## Requirements
Make a tally of the lines in the records that include the string "content", and give only that number.

(Dataset rows about figures)
--------

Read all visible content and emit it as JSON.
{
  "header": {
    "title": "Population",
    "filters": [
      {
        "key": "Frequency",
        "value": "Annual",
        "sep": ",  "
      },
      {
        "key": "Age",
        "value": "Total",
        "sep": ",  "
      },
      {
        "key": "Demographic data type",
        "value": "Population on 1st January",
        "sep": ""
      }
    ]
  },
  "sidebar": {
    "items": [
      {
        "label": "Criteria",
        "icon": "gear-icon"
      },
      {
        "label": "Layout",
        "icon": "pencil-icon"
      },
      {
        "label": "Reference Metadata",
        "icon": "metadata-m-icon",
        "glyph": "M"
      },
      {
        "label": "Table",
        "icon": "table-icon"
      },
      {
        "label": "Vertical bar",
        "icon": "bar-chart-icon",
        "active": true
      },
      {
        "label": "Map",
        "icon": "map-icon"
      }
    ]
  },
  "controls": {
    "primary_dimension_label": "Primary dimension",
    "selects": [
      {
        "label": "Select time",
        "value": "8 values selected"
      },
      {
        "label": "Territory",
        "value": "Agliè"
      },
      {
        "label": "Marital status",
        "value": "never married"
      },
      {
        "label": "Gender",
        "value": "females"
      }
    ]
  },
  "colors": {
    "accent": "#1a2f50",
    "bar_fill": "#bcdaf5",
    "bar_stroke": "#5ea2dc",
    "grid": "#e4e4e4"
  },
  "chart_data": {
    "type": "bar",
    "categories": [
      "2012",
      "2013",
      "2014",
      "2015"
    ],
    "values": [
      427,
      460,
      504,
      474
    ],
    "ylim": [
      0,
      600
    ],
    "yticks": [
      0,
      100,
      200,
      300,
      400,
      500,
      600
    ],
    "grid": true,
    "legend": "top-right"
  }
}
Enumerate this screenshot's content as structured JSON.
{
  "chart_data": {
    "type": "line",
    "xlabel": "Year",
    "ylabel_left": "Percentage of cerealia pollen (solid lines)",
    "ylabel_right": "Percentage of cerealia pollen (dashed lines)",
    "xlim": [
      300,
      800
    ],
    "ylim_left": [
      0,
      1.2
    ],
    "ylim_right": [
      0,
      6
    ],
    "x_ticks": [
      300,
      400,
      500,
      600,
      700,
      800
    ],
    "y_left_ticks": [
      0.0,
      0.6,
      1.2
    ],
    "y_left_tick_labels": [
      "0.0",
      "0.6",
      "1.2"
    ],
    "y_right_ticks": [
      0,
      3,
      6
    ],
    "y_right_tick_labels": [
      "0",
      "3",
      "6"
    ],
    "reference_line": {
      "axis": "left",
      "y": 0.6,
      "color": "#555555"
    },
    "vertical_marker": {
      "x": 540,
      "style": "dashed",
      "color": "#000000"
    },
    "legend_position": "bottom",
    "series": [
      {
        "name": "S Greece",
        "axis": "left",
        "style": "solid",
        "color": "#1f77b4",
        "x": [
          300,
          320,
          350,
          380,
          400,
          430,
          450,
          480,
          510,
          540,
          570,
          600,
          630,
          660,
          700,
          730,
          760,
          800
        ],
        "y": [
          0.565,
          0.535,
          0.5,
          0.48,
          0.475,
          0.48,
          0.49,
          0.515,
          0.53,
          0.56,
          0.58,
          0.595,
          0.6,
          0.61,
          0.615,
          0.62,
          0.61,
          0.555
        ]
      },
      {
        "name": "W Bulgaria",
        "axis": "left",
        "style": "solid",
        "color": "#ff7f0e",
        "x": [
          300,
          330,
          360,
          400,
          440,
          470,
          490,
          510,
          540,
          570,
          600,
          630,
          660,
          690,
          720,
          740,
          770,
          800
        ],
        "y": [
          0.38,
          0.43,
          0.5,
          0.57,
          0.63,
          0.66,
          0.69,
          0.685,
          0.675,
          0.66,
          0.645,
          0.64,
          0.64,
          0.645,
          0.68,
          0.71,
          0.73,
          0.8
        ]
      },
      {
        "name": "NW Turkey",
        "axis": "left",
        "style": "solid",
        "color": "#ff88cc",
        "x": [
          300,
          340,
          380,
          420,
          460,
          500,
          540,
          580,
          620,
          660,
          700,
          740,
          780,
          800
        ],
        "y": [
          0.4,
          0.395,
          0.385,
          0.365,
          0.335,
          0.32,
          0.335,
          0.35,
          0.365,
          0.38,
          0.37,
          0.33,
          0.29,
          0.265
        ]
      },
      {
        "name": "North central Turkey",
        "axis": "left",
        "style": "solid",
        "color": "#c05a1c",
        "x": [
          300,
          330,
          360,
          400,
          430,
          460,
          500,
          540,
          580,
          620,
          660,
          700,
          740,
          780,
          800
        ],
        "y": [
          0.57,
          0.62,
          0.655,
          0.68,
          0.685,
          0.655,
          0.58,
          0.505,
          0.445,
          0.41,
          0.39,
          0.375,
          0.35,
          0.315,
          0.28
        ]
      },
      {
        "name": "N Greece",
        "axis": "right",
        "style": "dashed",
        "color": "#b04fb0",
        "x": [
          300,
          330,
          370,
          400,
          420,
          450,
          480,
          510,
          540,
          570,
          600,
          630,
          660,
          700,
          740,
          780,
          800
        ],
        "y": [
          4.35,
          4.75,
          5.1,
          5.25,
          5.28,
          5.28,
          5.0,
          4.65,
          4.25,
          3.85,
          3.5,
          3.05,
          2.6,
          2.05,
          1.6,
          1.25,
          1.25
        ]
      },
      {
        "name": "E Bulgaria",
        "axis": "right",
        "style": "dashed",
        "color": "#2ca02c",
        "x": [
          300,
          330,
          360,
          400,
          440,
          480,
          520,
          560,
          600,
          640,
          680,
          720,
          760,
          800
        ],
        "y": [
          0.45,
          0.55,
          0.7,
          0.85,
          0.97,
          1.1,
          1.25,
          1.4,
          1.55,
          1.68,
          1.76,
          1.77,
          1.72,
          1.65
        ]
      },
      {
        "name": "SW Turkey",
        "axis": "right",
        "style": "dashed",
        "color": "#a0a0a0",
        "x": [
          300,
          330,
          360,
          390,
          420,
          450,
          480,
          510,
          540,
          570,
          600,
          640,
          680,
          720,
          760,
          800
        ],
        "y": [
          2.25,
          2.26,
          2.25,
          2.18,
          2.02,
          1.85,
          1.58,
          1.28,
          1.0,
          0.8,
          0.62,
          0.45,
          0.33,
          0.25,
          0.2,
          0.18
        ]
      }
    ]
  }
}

--------

## Response for this exercise
2